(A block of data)
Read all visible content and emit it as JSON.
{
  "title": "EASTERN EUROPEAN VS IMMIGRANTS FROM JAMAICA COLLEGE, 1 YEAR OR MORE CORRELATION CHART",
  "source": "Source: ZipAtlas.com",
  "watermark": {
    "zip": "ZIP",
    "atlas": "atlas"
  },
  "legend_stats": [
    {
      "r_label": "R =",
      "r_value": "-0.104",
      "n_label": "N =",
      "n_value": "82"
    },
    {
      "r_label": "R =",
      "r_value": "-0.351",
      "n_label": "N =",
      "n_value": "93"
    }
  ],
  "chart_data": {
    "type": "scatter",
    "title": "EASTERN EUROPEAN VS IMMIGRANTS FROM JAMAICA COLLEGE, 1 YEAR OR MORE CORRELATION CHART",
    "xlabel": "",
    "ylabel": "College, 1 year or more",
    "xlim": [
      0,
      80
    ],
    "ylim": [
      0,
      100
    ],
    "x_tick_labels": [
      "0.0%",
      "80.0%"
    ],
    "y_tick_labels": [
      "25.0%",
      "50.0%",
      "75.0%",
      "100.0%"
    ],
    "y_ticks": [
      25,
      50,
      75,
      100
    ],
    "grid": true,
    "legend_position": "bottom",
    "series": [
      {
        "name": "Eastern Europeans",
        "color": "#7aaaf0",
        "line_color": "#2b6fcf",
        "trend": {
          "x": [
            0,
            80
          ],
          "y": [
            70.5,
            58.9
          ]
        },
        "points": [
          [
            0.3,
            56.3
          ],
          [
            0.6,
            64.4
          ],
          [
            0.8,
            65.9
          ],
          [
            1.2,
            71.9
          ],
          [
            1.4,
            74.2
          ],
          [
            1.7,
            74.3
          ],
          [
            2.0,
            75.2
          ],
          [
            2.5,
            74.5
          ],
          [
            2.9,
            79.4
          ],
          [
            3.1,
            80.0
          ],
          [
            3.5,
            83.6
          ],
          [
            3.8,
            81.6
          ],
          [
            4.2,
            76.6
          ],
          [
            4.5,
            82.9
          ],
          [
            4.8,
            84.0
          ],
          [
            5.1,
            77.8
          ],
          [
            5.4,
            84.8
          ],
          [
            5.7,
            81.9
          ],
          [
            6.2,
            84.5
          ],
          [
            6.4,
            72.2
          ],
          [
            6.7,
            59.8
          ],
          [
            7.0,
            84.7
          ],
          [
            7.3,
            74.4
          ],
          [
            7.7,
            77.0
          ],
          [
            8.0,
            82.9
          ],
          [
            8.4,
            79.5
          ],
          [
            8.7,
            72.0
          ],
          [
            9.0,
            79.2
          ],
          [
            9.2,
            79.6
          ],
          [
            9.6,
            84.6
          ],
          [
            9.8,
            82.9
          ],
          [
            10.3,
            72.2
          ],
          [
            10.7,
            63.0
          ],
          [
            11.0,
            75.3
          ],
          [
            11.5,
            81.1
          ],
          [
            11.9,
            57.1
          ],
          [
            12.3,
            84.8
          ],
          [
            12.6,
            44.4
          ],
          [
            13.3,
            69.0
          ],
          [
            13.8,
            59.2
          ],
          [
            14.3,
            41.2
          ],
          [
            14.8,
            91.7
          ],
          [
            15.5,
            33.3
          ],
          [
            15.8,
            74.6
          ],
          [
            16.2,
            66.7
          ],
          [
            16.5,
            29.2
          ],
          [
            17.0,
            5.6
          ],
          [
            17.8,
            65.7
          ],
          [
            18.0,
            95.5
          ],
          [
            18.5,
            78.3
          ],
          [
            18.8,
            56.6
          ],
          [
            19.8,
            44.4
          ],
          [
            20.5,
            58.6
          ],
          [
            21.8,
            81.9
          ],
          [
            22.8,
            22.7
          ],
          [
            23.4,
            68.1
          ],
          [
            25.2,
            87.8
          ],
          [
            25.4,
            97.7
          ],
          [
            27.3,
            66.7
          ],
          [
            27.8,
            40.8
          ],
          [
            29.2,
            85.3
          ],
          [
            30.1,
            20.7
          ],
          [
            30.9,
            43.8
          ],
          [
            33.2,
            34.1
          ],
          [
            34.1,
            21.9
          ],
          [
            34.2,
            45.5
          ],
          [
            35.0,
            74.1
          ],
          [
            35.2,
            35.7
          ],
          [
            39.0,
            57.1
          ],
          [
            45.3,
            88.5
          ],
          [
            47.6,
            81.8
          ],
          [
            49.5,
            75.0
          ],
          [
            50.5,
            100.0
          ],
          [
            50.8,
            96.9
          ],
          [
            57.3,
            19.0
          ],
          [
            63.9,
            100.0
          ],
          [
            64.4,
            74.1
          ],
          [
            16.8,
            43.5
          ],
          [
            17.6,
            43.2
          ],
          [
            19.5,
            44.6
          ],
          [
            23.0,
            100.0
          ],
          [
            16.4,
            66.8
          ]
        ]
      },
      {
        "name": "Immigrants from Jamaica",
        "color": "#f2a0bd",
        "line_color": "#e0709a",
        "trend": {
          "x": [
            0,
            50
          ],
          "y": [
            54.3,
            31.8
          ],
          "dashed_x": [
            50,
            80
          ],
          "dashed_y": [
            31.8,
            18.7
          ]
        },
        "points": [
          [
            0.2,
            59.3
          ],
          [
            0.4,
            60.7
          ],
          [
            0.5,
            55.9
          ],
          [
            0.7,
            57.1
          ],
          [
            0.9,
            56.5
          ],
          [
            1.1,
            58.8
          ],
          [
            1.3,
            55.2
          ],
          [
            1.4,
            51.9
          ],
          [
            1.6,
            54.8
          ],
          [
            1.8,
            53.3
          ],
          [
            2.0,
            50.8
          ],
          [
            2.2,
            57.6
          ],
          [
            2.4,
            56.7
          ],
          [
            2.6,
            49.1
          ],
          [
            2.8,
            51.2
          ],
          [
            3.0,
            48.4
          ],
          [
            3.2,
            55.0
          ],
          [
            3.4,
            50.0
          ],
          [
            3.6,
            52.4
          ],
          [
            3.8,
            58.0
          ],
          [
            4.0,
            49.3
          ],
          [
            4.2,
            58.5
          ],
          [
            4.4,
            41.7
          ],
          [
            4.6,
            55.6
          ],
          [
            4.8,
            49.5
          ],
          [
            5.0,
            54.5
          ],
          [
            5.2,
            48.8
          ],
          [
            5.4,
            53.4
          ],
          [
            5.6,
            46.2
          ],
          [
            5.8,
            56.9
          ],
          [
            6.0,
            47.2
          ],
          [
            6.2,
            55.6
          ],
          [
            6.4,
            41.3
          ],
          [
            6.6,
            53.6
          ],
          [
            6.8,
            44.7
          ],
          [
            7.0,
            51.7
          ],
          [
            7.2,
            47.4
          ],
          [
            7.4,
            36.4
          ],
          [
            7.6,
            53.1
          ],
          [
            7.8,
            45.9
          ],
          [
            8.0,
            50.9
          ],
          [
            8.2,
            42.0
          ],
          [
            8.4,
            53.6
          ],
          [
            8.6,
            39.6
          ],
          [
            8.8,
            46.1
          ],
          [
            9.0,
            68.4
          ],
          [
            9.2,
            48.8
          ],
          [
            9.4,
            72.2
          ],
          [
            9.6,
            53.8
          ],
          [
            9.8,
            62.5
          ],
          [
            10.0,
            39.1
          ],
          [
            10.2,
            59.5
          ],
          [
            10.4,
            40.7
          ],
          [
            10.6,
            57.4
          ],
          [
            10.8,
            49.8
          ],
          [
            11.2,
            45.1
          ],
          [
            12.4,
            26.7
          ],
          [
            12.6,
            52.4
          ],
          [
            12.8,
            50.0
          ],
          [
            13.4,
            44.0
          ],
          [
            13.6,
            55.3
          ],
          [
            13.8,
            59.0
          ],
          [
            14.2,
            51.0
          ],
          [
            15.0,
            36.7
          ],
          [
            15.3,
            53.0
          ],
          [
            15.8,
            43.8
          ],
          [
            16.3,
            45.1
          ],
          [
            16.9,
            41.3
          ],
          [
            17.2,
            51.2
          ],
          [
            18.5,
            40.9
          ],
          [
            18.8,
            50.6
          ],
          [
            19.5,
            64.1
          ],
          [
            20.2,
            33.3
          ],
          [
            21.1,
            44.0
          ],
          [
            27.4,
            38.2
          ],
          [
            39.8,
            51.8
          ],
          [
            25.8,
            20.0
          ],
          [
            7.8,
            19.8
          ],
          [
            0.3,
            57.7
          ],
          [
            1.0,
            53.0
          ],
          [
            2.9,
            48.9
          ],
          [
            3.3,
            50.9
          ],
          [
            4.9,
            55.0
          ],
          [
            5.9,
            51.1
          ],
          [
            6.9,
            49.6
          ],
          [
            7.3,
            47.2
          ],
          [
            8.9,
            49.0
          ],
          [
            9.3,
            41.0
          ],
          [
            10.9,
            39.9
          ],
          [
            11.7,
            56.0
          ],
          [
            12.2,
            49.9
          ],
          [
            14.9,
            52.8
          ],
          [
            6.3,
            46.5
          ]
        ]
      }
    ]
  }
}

• Task goal: Identify each line in the records above containing the word "CORRELATION"; copy those lines.

• Exercise response:
  "title": "EASTERN EUROPEAN VS IMMIGRANTS FROM JAMAICA COLLEGE, 1 YEAR OR MORE CORRELATION CHART",
    "title": "EASTERN EUROPEAN VS IMMIGRANTS FROM JAMAICA COLLEGE, 1 YEAR OR MORE CORRELATION CHART",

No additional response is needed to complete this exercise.